▶ [Problem to work on]: Repeat each record exactly as written, and drop any images.

─── Items

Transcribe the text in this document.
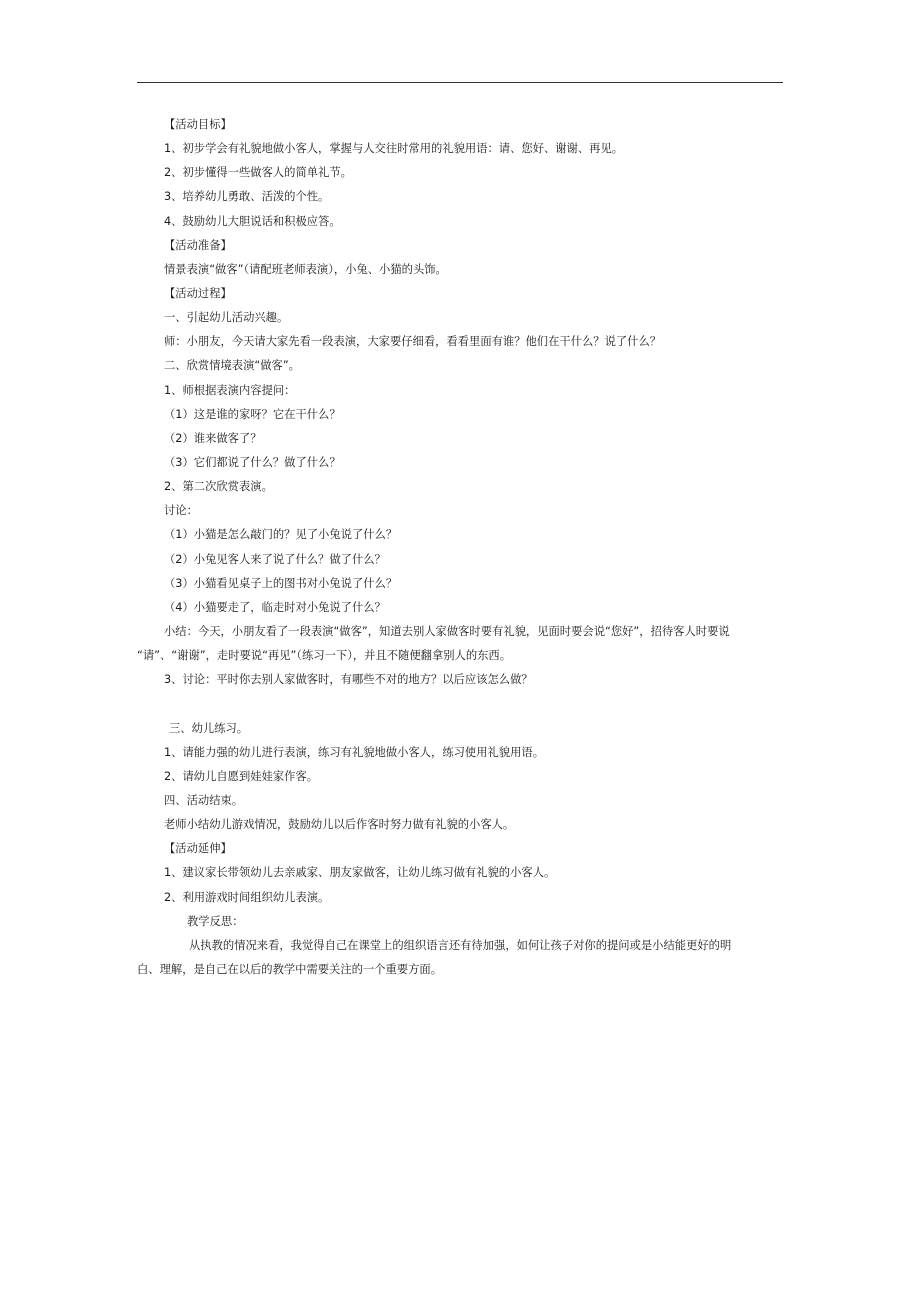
【活动目标】
1、初步学会有礼貌地做小客人，掌握与人交往时常用的礼貌用语：请、您好、谢谢、再见。
2、初步懂得一些做客人的简单礼节。
3、培养幼儿勇敢、活泼的个性。
4、鼓励幼儿大胆说话和积极应答。
【活动准备】
情景表演“做客”（请配班老师表演），小兔、小猫的头饰。
【活动过程】
一、引起幼儿活动兴趣。
师：小朋友，今天请大家先看一段表演，大家要仔细看，看看里面有谁？他们在干什么？说了什么？
二、欣赏情境表演“做客”。
1、师根据表演内容提问：
（1）这是谁的家呀？它在干什么？
（2）谁来做客了？
（3）它们都说了什么？做了什么？
2、第二次欣赏表演。
讨论：
（1）小猫是怎么敲门的？见了小兔说了什么？
（2）小兔见客人来了说了什么？做了什么？
（3）小猫看见桌子上的图书对小兔说了什么？
（4）小猫要走了，临走时对小兔说了什么？
小结：今天，小朋友看了一段表演“做客”，知道去别人家做客时要有礼貌，见面时要会说“您好”，招待客人时要说
“请”、“谢谢”，走时要说“再见”（练习一下），并且不随便翻拿别人的东西。
3、讨论：平时你去别人家做客时，有哪些不对的地方？以后应该怎么做？
三、幼儿练习。
1、请能力强的幼儿进行表演，练习有礼貌地做小客人，练习使用礼貌用语。
2、请幼儿自愿到娃娃家作客。
四、活动结束。
老师小结幼儿游戏情况，鼓励幼儿以后作客时努力做有礼貌的小客人。
【活动延伸】
1、建议家长带领幼儿去亲戚家、朋友家做客，让幼儿练习做有礼貌的小客人。
2、利用游戏时间组织幼儿表演。
教学反思：
从执教的情况来看，我觉得自己在课堂上的组织语言还有待加强，如何让孩子对你的提问或是小结能更好的明
白、理解，是自己在以后的教学中需要关注的一个重要方面。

──────

▶ [Answer to the task]:
Transcribe the text in this document.
【活动目标】
1、初步学会有礼貌地做小客人，掌握与人交往时常用的礼貌用语：请、您好、谢谢、再见。
2、初步懂得一些做客人的简单礼节。
3、培养幼儿勇敢、活泼的个性。
4、鼓励幼儿大胆说话和积极应答。
【活动准备】
情景表演“做客”（请配班老师表演），小兔、小猫的头饰。
【活动过程】
一、引起幼儿活动兴趣。
师：小朋友，今天请大家先看一段表演，大家要仔细看，看看里面有谁？他们在干什么？说了什么？
二、欣赏情境表演“做客”。
1、师根据表演内容提问：
（1）这是谁的家呀？它在干什么？
（2）谁来做客了？
（3）它们都说了什么？做了什么？
2、第二次欣赏表演。
讨论：
（1）小猫是怎么敲门的？见了小兔说了什么？
（2）小兔见客人来了说了什么？做了什么？
（3）小猫看见桌子上的图书对小兔说了什么？
（4）小猫要走了，临走时对小兔说了什么？
小结：今天，小朋友看了一段表演“做客”，知道去别人家做客时要有礼貌，见面时要会说“您好”，招待客人时要说
“请”、“谢谢”，走时要说“再见”（练习一下），并且不随便翻拿别人的东西。
3、讨论：平时你去别人家做客时，有哪些不对的地方？以后应该怎么做？
三、幼儿练习。
1、请能力强的幼儿进行表演，练习有礼貌地做小客人，练习使用礼貌用语。
2、请幼儿自愿到娃娃家作客。
四、活动结束。
老师小结幼儿游戏情况，鼓励幼儿以后作客时努力做有礼貌的小客人。
【活动延伸】
1、建议家长带领幼儿去亲戚家、朋友家做客，让幼儿练习做有礼貌的小客人。
2、利用游戏时间组织幼儿表演。
教学反思：
从执教的情况来看，我觉得自己在课堂上的组织语言还有待加强，如何让孩子对你的提问或是小结能更好的明
白、理解，是自己在以后的教学中需要关注的一个重要方面。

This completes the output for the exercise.